:: Task description ::
Exclude all pictures, then copy each of the records exactly as written.

>> Start Information given

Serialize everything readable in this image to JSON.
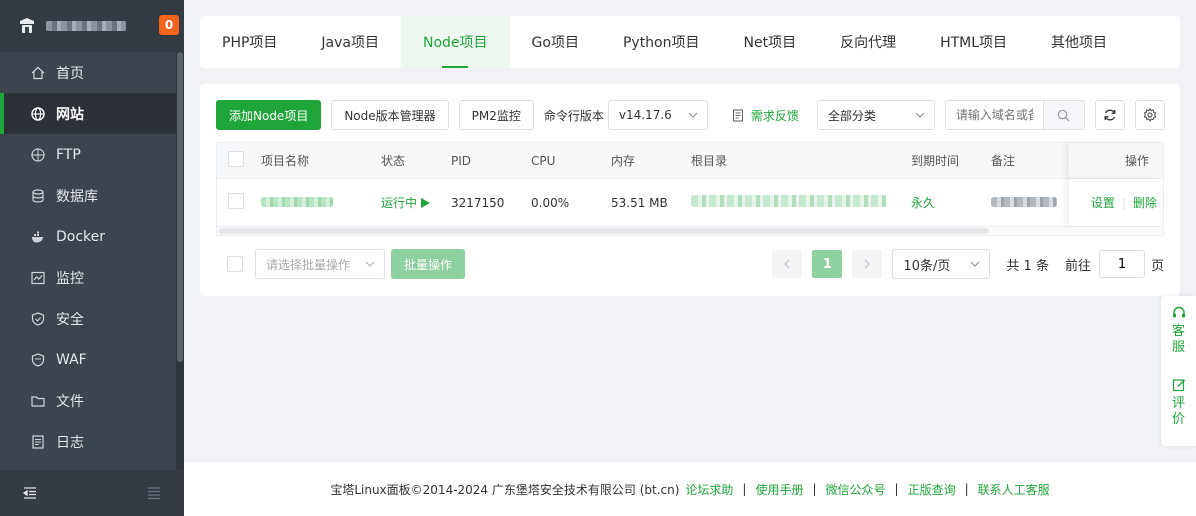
{
  "sidebar": {
    "badge": "0",
    "items": [
      {
        "label": "首页",
        "icon": "home-icon"
      },
      {
        "label": "网站",
        "icon": "globe-icon"
      },
      {
        "label": "FTP",
        "icon": "ftp-icon"
      },
      {
        "label": "数据库",
        "icon": "database-icon"
      },
      {
        "label": "Docker",
        "icon": "docker-icon"
      },
      {
        "label": "监控",
        "icon": "monitor-icon"
      },
      {
        "label": "安全",
        "icon": "shield-icon"
      },
      {
        "label": "WAF",
        "icon": "waf-icon"
      },
      {
        "label": "文件",
        "icon": "folder-icon"
      },
      {
        "label": "日志",
        "icon": "log-icon"
      }
    ]
  },
  "tabs": [
    "PHP项目",
    "Java项目",
    "Node项目",
    "Go项目",
    "Python项目",
    "Net项目",
    "反向代理",
    "HTML项目",
    "其他项目"
  ],
  "active_tab": 2,
  "toolbar": {
    "add_label": "添加Node项目",
    "version_manager_label": "Node版本管理器",
    "pm2_label": "PM2监控",
    "cli_version_label": "命令行版本",
    "cli_version_value": "v14.17.6",
    "feedback_label": "需求反馈",
    "category_value": "全部分类",
    "search_placeholder": "请输入域名或备注"
  },
  "table": {
    "headers": {
      "name": "项目名称",
      "status": "状态",
      "pid": "PID",
      "cpu": "CPU",
      "memory": "内存",
      "root": "根目录",
      "expire": "到期时间",
      "note": "备注",
      "ops": "操作"
    },
    "rows": [
      {
        "status": "运行中",
        "pid": "3217150",
        "cpu": "0.00%",
        "memory": "53.51 MB",
        "expire": "永久",
        "op_settings": "设置",
        "op_delete": "删除"
      }
    ]
  },
  "batch": {
    "select_placeholder": "请选择批量操作",
    "button_label": "批量操作"
  },
  "pagination": {
    "current_page": "1",
    "page_size": "10条/页",
    "total": "共 1 条",
    "goto_label": "前往",
    "goto_value": "1",
    "page_suffix": "页"
  },
  "float_panel": {
    "service_label": "客服",
    "rate_label": "评价"
  },
  "footer": {
    "copyright": "宝塔Linux面板©2014-2024 广东堡塔安全技术有限公司 (bt.cn)",
    "links": [
      "论坛求助",
      "使用手册",
      "微信公众号",
      "正版查询",
      "联系人工客服"
    ],
    "separator": "|"
  },
  "colors": {
    "accent": "#20a53a",
    "sidebar_bg": "#3c444d",
    "badge": "#f0641e"
  }
}
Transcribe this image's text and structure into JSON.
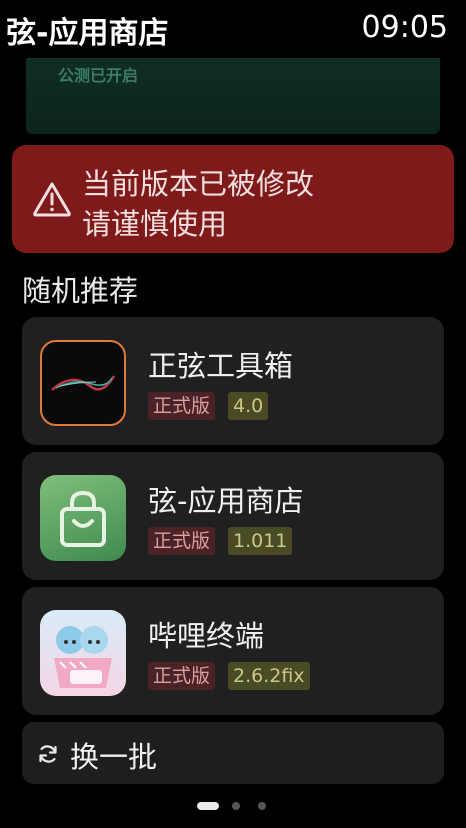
{
  "status_bar": {
    "app_title": "弦-应用商店",
    "time": "09:05"
  },
  "banner": {
    "text": "公测已开启"
  },
  "warning": {
    "line1": "当前版本已被修改",
    "line2": "请谨慎使用",
    "icon": "warning-triangle-icon",
    "color": "#7e1a1a"
  },
  "section": {
    "title": "随机推荐"
  },
  "apps": [
    {
      "name": "正弦工具箱",
      "release_tag": "正式版",
      "version": "4.0",
      "icon": "sine-toolbox-icon"
    },
    {
      "name": "弦-应用商店",
      "release_tag": "正式版",
      "version": "1.011",
      "icon": "store-bag-icon"
    },
    {
      "name": "哔哩终端",
      "release_tag": "正式版",
      "version": "2.6.2fix",
      "icon": "bilibili-terminal-icon"
    }
  ],
  "refresh": {
    "label": "换一批",
    "icon": "refresh-icon"
  },
  "pagination": {
    "total": 3,
    "current": 1
  }
}
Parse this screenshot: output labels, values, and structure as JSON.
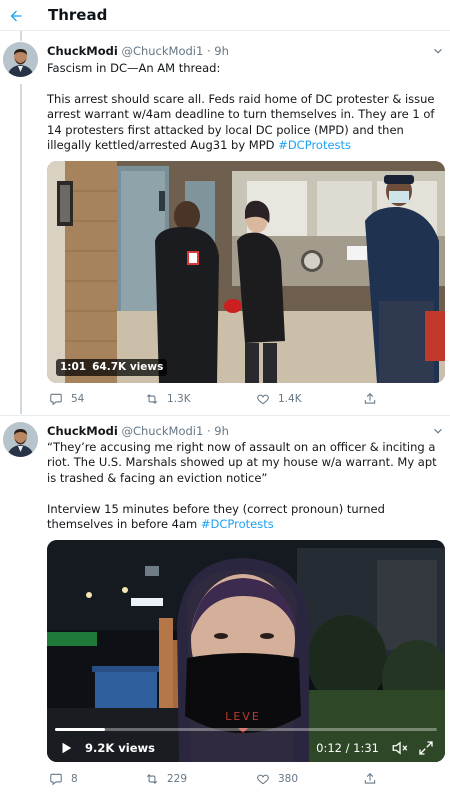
{
  "header": {
    "title": "Thread",
    "back_icon": "arrow-left-icon"
  },
  "colors": {
    "accent": "#1da1f2",
    "muted": "#657786",
    "divider": "#e6ecf0"
  },
  "tweets": [
    {
      "name": "ChuckModi",
      "handle": "@ChuckModi1",
      "separator": "·",
      "time": "9h",
      "paragraphs": [
        "Fascism in DC—An AM thread:",
        "This arrest should scare all. Feds raid home of DC protester & issue arrest warrant w/4am deadline to turn themselves in. They are 1 of 14 protesters first attacked by local DC police (MPD) and then illegally kettled/arrested Aug31 by MPD "
      ],
      "hashtag": "#DCProtests",
      "media": {
        "duration": "1:01",
        "views": "64.7K views"
      },
      "stats": {
        "replies": "54",
        "retweets": "1.3K",
        "likes": "1.4K"
      }
    },
    {
      "name": "ChuckModi",
      "handle": "@ChuckModi1",
      "separator": "·",
      "time": "9h",
      "paragraphs": [
        "“They’re accusing me right now of assault on an officer & inciting a riot. The U.S. Marshals showed up at my house w/a warrant. My apt is trashed & facing an eviction notice”",
        "Interview 15 minutes before they (correct pronoun) turned themselves in before 4am "
      ],
      "hashtag": "#DCProtests",
      "media": {
        "views": "9.2K views",
        "time": "0:12 / 1:31",
        "progress": 0.13,
        "mask_text": "LEVE"
      },
      "stats": {
        "replies": "8",
        "retweets": "229",
        "likes": "380"
      }
    }
  ]
}
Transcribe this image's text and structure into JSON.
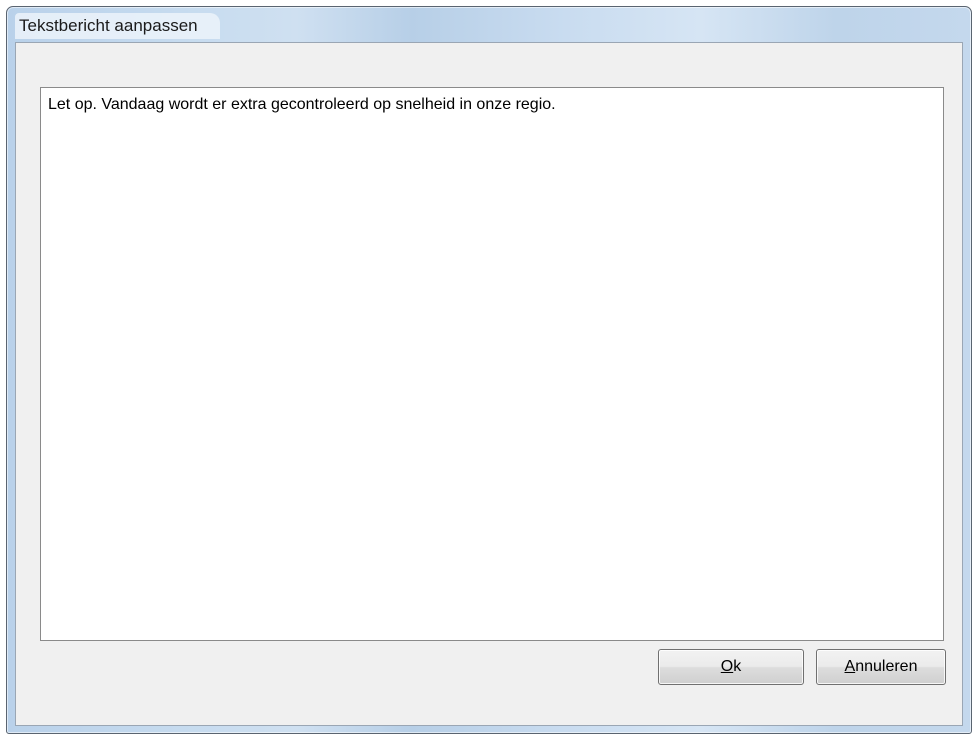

>> End Information given

:: Solution to this problem ::
Serialize everything readable in this image to JSON.
{
  "sidebar": {
    "badge": "0",
    "items": [
      {
        "label": "首页",
        "icon": "home-icon"
      },
      {
        "label": "网站",
        "icon": "globe-icon"
      },
      {
        "label": "FTP",
        "icon": "ftp-icon"
      },
      {
        "label": "数据库",
        "icon": "database-icon"
      },
      {
        "label": "Docker",
        "icon": "docker-icon"
      },
      {
        "label": "监控",
        "icon": "monitor-icon"
      },
      {
        "label": "安全",
        "icon": "shield-icon"
      },
      {
        "label": "WAF",
        "icon": "waf-icon"
      },
      {
        "label": "文件",
        "icon": "folder-icon"
      },
      {
        "label": "日志",
        "icon": "log-icon"
      }
    ]
  },
  "tabs": [
    "PHP项目",
    "Java项目",
    "Node项目",
    "Go项目",
    "Python项目",
    "Net项目",
    "反向代理",
    "HTML项目",
    "其他项目"
  ],
  "active_tab": 2,
  "toolbar": {
    "add_label": "添加Node项目",
    "version_manager_label": "Node版本管理器",
    "pm2_label": "PM2监控",
    "cli_version_label": "命令行版本",
    "cli_version_value": "v14.17.6",
    "feedback_label": "需求反馈",
    "category_value": "全部分类",
    "search_placeholder": "请输入域名或备注"
  },
  "table": {
    "headers": {
      "name": "项目名称",
      "status": "状态",
      "pid": "PID",
      "cpu": "CPU",
      "memory": "内存",
      "root": "根目录",
      "expire": "到期时间",
      "note": "备注",
      "ops": "操作"
    },
    "rows": [
      {
        "status": "运行中",
        "pid": "3217150",
        "cpu": "0.00%",
        "memory": "53.51 MB",
        "expire": "永久",
        "op_settings": "设置",
        "op_delete": "删除"
      }
    ]
  },
  "batch": {
    "select_placeholder": "请选择批量操作",
    "button_label": "批量操作"
  },
  "pagination": {
    "current_page": "1",
    "page_size": "10条/页",
    "total": "共 1 条",
    "goto_label": "前往",
    "goto_value": "1",
    "page_suffix": "页"
  },
  "float_panel": {
    "service_label": "客服",
    "rate_label": "评价"
  },
  "footer": {
    "copyright": "宝塔Linux面板©2014-2024 广东堡塔安全技术有限公司 (bt.cn)",
    "links": [
      "论坛求助",
      "使用手册",
      "微信公众号",
      "正版查询",
      "联系人工客服"
    ],
    "separator": "|"
  },
  "colors": {
    "accent": "#20a53a",
    "sidebar_bg": "#3c444d",
    "badge": "#f0641e"
  }
}
Transcribe this image's text and structure into JSON.
{
  "status_bar": {
    "app_title": "弦-应用商店",
    "time": "09:05"
  },
  "banner": {
    "text": "公测已开启"
  },
  "warning": {
    "line1": "当前版本已被修改",
    "line2": "请谨慎使用",
    "icon": "warning-triangle-icon",
    "color": "#7e1a1a"
  },
  "section": {
    "title": "随机推荐"
  },
  "apps": [
    {
      "name": "正弦工具箱",
      "release_tag": "正式版",
      "version": "4.0",
      "icon": "sine-toolbox-icon"
    },
    {
      "name": "弦-应用商店",
      "release_tag": "正式版",
      "version": "1.011",
      "icon": "store-bag-icon"
    },
    {
      "name": "哔哩终端",
      "release_tag": "正式版",
      "version": "2.6.2fix",
      "icon": "bilibili-terminal-icon"
    }
  ],
  "refresh": {
    "label": "换一批",
    "icon": "refresh-icon"
  },
  "pagination": {
    "total": 3,
    "current": 1
  }
}
Parse this screenshot: output labels, values, and structure as JSON.
{
  "header": {
    "title": "Thread",
    "back_icon": "arrow-left-icon"
  },
  "colors": {
    "accent": "#1da1f2",
    "muted": "#657786",
    "divider": "#e6ecf0"
  },
  "tweets": [
    {
      "name": "ChuckModi",
      "handle": "@ChuckModi1",
      "separator": "·",
      "time": "9h",
      "paragraphs": [
        "Fascism in DC—An AM thread:",
        "This arrest should scare all. Feds raid home of DC protester & issue arrest warrant w/4am deadline to turn themselves in. They are 1 of 14 protesters first attacked by local DC police (MPD) and then illegally kettled/arrested Aug31 by MPD "
      ],
      "hashtag": "#DCProtests",
      "media": {
        "duration": "1:01",
        "views": "64.7K views"
      },
      "stats": {
        "replies": "54",
        "retweets": "1.3K",
        "likes": "1.4K"
      }
    },
    {
      "name": "ChuckModi",
      "handle": "@ChuckModi1",
      "separator": "·",
      "time": "9h",
      "paragraphs": [
        "“They’re accusing me right now of assault on an officer & inciting a riot. The U.S. Marshals showed up at my house w/a warrant. My apt is trashed & facing an eviction notice”",
        "Interview 15 minutes before they (correct pronoun) turned themselves in before 4am "
      ],
      "hashtag": "#DCProtests",
      "media": {
        "views": "9.2K views",
        "time": "0:12 / 1:31",
        "progress": 0.13,
        "mask_text": "LEVE"
      },
      "stats": {
        "replies": "8",
        "retweets": "229",
        "likes": "380"
      }
    }
  ]
}
Transcribe this image's text and structure into JSON.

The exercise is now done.